EXERCISE:
Copy everything in the listing below word for word, apart from any images.

==== STORED RECORDS

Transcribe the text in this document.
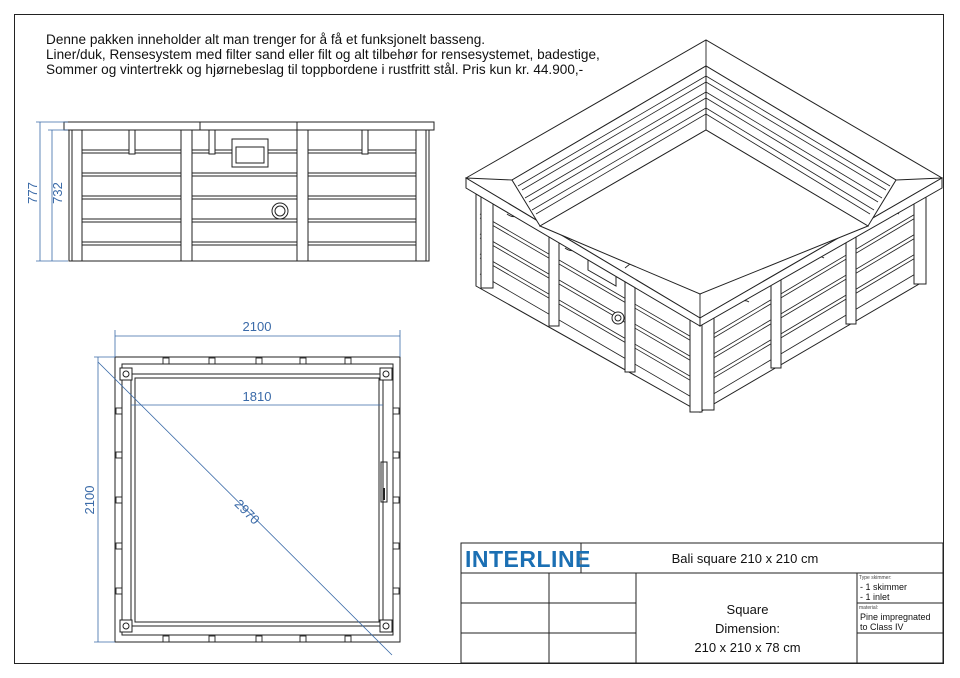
Denne pakken inneholder alt man trenger for å få et funksjonelt basseng.
Liner/duk, Rensesystem med filter sand eller filt og alt tilbehør for rensesystemet, badestige,
Sommer og vintertrekk og hjørnebeslag til toppbordene i rustfritt stål. Pris kun kr. 44.900,-
777 732
2100
1810
2100	2970
INTERLINE	Bali square 210 x 210 cm
Square
Dimension:
210 x 210 x 78 cm
Type skimmer:
- 1 skimmer
- 1 inlet
material:
Pine impregnated
to Class IV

========

RIGHT ANSWER:
Transcribe the text in this document.
Denne pakken inneholder alt man trenger for å få et funksjonelt basseng.
Liner/duk, Rensesystem med filter sand eller filt og alt tilbehør for rensesystemet, badestige,
Sommer og vintertrekk og hjørnebeslag til toppbordene i rustfritt stål. Pris kun kr. 44.900,-
777 732
2100
1810
2100	2970
INTERLINE	Bali square 210 x 210 cm
Square
Dimension:
210 x 210 x 78 cm
Type skimmer:
- 1 skimmer
- 1 inlet
material:
Pine impregnated
to Class IV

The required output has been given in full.